List the lines of this listing that hold the word "beslutet".

> [Records contained in a dataset]:
************
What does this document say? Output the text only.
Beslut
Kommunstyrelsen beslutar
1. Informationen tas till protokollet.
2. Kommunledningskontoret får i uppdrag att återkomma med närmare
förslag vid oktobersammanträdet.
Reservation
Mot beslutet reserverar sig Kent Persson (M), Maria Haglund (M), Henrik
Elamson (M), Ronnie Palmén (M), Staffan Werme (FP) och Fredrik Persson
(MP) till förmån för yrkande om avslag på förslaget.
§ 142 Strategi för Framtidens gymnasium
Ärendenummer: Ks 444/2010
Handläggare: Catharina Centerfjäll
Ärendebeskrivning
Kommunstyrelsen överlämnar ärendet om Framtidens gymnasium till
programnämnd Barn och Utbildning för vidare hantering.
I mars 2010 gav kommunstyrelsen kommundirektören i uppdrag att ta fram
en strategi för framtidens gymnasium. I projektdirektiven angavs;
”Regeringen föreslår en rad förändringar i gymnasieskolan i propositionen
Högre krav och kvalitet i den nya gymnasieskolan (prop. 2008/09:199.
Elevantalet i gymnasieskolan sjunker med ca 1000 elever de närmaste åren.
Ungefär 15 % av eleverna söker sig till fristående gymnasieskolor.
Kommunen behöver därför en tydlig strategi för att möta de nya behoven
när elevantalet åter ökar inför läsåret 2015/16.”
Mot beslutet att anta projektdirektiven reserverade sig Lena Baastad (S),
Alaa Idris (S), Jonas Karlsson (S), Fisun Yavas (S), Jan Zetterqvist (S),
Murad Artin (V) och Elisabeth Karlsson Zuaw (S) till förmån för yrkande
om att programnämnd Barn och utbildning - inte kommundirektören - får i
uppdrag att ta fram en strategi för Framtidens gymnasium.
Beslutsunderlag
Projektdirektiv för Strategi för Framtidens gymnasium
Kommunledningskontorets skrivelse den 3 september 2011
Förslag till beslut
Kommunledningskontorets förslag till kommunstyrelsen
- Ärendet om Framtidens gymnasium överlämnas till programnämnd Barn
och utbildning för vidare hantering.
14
************
> [Worked answer]:
Mot beslutet reserverar sig Kent Persson (M), Maria Haglund (M), Henrik
Mot beslutet att anta projektdirektiven reserverade sig Lena Baastad (S),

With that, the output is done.